Set exercise: Look below and pull out each line with the word "Seat".
-------- Data for the task
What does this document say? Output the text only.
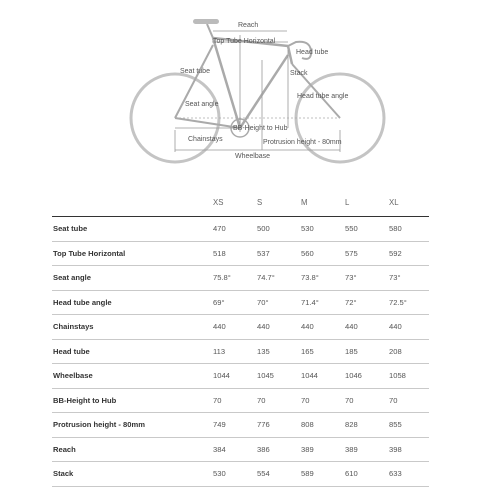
Reach
Top Tube Horizontal
Head tube
Seat tube	Stack
Head tube angle
Seat angle
BB-Height to Hub
Chainstays	Protrusion height - 80mm
Wheelbase
XS	S	M	L	XL
Seat tube	470	500	530	550	580
Top Tube Horizontal	518	537	560	575	592
Seat angle	75.8°	74.7°	73.8°	73°	73°
Head tube angle	69°	70°	71.4°	72°	72.5°
Chainstays	440	440	440	440	440
Head tube	113	135	165	185	208
Wheelbase	1044	1045	1044	1046	1058
BB-Height to Hub	70	70	70	70	70
Protrusion height - 80mm	749	776	808	828	855
Reach	384	386	389	389	398
Stack	530	554	589	610	633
----------------
Exercise result:
Seat tube	Stack
Seat angle
Seat tube	470	500	530	550	580
Seat angle	75.8°	74.7°	73.8°	73°	73°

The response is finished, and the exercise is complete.